▸ Request
Copy out every line that contains "FXCM".
____
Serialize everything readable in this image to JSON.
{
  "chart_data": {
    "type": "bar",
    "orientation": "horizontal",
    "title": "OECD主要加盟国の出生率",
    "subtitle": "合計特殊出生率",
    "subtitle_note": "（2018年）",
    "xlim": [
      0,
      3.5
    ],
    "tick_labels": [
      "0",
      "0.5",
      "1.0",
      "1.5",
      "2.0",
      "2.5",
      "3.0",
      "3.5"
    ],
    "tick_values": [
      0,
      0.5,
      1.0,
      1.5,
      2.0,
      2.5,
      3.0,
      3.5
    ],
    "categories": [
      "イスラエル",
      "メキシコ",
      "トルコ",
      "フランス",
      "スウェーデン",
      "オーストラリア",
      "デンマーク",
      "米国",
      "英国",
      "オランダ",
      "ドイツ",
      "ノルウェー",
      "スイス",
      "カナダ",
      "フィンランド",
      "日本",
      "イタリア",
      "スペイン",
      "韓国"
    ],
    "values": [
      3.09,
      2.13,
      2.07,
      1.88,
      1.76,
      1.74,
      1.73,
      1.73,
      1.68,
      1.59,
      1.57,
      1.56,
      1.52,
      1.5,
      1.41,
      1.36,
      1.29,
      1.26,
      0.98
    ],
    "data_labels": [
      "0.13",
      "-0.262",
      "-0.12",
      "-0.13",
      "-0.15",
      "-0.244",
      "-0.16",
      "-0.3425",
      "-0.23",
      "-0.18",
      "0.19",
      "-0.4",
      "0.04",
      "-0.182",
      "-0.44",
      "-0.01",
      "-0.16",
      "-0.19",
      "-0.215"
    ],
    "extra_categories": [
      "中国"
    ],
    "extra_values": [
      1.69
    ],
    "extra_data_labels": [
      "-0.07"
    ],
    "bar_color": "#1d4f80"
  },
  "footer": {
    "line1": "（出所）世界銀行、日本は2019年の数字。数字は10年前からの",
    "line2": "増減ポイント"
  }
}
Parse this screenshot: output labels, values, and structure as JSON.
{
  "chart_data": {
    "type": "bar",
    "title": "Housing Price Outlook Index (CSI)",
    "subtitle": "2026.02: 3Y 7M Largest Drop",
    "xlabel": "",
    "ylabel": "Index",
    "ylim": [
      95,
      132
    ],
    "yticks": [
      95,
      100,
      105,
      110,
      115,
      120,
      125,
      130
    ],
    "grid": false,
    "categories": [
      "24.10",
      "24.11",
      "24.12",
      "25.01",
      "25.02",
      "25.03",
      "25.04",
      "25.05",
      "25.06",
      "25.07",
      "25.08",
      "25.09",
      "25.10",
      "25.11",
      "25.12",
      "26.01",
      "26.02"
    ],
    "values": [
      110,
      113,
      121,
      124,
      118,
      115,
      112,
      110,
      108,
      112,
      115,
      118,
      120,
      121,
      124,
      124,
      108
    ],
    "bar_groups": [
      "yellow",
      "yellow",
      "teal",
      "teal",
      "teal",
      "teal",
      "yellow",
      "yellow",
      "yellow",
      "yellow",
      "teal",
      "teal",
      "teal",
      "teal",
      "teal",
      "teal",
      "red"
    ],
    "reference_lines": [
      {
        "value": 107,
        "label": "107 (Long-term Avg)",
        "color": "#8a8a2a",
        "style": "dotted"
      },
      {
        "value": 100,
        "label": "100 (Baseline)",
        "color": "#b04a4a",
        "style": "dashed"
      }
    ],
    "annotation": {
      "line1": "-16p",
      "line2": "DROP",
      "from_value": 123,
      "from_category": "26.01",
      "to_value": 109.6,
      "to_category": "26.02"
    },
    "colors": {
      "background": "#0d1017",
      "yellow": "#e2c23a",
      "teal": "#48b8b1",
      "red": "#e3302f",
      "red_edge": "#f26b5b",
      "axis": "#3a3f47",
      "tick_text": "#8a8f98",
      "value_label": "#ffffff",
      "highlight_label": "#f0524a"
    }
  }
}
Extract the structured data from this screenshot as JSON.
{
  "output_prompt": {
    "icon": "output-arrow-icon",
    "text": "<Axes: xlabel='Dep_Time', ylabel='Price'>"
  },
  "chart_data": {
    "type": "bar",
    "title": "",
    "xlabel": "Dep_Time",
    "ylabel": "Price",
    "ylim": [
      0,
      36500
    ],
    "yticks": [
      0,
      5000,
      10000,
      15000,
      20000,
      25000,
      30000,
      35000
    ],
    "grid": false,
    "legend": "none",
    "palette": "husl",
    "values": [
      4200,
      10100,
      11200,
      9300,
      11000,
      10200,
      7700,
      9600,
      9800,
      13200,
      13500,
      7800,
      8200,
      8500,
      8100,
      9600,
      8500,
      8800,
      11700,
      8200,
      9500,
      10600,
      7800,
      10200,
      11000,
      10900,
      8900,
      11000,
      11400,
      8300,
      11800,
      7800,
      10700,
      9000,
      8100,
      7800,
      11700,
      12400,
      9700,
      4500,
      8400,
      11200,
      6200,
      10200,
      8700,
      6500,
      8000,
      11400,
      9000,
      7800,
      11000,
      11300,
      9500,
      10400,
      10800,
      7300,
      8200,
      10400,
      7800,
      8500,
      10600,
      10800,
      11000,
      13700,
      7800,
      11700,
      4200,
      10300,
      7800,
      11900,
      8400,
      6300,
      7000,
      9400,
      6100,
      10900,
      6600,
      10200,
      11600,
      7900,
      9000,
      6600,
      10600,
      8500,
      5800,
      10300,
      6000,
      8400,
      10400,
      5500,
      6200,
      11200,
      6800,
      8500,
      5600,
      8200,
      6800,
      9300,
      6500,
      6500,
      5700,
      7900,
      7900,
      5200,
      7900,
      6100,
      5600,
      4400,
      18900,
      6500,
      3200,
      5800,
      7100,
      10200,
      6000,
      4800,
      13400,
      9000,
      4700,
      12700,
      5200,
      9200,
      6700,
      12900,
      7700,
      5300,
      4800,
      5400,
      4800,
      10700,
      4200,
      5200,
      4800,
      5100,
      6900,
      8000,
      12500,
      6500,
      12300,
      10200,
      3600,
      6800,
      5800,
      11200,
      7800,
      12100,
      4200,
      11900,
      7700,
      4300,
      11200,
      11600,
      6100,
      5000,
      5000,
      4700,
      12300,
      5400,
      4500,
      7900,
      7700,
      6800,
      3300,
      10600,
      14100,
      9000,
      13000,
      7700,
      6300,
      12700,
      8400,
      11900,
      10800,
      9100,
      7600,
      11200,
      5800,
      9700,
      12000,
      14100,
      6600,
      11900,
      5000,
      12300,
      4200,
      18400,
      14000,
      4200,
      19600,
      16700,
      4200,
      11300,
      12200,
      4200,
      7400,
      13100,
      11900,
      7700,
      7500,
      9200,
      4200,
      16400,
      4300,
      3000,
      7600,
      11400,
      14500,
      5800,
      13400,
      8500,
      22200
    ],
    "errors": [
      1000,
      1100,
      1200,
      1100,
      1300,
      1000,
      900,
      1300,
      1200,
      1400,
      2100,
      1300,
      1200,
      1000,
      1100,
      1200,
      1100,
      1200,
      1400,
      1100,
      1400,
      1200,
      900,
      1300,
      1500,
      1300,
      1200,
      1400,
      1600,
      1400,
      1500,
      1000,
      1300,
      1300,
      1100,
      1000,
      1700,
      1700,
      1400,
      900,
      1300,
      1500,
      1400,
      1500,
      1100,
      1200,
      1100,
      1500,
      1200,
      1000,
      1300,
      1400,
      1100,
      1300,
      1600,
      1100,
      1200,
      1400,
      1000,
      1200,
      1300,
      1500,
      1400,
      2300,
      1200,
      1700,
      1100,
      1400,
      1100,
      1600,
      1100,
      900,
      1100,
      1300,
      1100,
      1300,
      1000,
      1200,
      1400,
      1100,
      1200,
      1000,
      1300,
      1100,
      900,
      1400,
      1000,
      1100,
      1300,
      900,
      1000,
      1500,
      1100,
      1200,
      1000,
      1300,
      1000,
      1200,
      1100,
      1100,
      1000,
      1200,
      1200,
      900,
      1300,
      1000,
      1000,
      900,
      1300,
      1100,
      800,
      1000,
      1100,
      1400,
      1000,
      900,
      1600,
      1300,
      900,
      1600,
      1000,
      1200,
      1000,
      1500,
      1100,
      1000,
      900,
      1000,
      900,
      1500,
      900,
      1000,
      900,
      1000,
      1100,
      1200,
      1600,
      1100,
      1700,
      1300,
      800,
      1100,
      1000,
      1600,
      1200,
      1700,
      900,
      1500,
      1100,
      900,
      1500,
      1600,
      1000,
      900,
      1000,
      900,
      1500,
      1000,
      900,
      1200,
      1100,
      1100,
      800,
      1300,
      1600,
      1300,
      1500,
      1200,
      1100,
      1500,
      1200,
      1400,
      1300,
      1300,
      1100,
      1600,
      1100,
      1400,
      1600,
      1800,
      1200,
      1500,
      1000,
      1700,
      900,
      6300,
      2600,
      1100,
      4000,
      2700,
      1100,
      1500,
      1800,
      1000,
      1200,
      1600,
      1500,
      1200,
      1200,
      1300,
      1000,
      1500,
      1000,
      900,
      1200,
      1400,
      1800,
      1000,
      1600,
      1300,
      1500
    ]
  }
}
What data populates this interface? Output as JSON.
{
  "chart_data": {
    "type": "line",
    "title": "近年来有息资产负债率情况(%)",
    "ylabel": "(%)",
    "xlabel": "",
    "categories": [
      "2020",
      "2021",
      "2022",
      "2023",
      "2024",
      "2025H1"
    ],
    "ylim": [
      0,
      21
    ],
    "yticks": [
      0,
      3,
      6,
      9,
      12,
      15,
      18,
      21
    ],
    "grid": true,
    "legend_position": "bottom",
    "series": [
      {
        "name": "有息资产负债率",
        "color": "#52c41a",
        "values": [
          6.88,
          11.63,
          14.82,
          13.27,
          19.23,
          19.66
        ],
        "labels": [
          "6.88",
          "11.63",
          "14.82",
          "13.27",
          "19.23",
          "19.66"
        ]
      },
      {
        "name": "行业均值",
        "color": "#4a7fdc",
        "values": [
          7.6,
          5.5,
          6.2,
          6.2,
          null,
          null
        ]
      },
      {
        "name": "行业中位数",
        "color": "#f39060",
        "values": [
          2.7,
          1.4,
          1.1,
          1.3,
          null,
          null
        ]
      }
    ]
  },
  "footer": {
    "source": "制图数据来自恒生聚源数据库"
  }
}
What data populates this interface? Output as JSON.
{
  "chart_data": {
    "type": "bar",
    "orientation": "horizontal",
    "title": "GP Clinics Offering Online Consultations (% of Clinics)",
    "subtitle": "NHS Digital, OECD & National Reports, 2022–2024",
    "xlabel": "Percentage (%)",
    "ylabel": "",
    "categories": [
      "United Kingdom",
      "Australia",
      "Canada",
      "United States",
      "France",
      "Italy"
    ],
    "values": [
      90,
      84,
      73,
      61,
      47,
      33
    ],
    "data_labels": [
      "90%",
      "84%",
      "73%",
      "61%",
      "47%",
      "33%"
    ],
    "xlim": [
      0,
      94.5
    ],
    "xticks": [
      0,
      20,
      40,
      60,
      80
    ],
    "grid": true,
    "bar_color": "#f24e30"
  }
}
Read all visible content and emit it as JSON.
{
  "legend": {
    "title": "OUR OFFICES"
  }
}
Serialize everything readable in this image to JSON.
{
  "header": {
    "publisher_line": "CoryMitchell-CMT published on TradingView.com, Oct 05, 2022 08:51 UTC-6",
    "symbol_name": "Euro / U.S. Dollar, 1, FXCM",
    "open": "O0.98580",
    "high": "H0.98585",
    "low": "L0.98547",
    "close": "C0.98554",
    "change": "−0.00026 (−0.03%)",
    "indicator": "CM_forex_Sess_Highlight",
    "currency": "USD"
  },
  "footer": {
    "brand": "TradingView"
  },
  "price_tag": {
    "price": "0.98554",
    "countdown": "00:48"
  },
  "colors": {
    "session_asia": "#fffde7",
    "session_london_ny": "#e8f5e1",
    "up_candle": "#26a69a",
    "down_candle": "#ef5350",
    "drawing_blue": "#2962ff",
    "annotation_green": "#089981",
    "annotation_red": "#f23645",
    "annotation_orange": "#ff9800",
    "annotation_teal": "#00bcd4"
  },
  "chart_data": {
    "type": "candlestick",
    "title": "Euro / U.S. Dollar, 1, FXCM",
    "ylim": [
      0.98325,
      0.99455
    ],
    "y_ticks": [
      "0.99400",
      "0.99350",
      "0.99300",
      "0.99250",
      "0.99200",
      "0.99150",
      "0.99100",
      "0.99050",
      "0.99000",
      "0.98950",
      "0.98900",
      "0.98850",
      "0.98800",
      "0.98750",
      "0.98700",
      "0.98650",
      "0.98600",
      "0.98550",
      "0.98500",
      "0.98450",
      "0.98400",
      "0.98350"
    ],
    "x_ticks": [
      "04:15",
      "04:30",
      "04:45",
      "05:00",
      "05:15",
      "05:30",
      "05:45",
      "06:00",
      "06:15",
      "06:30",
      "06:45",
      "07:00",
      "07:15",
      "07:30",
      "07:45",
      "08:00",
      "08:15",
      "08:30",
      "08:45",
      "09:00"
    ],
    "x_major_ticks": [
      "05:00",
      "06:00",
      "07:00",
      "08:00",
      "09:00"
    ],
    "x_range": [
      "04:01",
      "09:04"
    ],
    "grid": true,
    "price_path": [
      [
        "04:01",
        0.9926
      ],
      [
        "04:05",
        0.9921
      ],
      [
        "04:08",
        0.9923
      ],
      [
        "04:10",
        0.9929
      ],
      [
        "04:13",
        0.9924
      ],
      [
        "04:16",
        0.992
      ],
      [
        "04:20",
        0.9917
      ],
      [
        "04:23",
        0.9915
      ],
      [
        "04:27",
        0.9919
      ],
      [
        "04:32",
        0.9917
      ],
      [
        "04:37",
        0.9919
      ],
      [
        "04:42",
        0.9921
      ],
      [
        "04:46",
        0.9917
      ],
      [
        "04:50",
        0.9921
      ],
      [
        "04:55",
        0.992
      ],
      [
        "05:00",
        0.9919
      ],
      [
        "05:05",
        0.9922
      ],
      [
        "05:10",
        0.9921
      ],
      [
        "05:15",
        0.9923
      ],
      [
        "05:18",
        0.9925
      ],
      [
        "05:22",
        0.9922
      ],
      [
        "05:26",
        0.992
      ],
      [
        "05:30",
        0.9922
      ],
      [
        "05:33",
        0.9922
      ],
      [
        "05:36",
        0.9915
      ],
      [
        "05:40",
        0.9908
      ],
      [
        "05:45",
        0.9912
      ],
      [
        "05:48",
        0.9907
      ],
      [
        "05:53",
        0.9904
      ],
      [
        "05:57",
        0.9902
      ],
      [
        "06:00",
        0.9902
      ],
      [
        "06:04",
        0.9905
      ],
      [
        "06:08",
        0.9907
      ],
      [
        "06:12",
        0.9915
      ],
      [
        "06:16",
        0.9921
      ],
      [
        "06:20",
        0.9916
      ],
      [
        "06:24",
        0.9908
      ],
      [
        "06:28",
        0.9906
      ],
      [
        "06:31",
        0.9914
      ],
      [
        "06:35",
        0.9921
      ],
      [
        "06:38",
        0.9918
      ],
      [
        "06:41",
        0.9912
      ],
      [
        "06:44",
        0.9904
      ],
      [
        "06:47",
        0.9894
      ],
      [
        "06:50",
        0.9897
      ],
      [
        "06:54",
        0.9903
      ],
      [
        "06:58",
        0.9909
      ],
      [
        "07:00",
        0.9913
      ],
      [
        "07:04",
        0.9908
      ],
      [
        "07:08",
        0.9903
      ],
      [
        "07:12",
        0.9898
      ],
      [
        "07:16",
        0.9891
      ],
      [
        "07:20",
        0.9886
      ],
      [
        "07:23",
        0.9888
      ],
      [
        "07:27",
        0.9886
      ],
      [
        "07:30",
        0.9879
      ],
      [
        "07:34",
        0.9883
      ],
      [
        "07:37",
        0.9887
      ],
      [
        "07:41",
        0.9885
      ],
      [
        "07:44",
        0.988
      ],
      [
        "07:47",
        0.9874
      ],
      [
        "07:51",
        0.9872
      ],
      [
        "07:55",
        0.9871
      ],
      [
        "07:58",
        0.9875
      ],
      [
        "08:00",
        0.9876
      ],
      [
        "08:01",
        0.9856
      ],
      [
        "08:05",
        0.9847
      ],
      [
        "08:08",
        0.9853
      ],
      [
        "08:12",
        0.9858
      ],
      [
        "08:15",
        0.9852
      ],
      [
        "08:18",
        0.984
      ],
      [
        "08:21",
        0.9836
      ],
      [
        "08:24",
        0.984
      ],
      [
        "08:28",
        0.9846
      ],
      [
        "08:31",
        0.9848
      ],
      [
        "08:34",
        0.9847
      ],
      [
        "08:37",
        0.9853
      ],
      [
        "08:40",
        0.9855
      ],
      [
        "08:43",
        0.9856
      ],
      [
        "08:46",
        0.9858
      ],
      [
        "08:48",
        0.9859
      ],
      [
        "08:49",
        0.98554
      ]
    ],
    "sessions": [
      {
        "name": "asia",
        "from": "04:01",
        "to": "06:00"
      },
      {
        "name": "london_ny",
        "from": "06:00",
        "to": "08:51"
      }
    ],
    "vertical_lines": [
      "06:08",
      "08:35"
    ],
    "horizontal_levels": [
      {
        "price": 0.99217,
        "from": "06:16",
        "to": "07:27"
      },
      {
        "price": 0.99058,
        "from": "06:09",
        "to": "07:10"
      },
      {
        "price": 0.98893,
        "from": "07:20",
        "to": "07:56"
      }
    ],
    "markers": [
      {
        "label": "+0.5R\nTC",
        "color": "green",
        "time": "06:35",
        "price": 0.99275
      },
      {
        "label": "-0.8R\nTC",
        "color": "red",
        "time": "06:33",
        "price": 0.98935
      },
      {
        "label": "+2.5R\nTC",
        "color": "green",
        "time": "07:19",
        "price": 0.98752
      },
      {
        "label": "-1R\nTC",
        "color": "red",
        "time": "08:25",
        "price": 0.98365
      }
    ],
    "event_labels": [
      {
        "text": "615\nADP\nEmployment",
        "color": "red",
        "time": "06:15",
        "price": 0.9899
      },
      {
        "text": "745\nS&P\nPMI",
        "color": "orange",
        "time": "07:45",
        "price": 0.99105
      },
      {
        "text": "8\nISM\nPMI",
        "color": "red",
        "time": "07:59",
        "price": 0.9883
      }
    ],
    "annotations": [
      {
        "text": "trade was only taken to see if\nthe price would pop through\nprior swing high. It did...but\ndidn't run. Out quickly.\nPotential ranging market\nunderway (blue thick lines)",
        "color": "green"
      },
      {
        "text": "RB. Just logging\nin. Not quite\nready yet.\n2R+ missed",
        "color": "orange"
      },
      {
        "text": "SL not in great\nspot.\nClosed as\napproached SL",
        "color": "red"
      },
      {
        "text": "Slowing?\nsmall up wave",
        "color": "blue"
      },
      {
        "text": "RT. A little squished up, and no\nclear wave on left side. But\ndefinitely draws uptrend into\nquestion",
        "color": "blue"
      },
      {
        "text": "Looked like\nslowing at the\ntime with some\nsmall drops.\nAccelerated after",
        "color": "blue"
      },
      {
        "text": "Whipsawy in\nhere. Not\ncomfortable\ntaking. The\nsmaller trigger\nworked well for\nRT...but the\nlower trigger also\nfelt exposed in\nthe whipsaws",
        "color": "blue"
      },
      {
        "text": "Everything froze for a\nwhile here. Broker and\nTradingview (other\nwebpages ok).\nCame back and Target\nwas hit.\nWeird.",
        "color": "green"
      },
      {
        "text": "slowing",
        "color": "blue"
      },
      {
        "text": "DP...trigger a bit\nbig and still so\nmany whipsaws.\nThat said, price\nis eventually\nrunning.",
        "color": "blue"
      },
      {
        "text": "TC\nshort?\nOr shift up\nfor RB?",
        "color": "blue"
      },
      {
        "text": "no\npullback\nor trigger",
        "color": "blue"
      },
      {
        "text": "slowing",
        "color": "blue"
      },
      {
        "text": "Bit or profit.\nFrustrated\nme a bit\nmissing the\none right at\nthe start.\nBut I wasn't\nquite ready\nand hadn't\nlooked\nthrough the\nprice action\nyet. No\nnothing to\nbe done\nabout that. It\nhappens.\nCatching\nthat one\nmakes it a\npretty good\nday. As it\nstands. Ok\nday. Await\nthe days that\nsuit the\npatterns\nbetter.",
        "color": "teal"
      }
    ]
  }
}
____
▸ Worked answer
    "symbol_name": "Euro / U.S. Dollar, 1, FXCM",
    "title": "Euro / U.S. Dollar, 1, FXCM",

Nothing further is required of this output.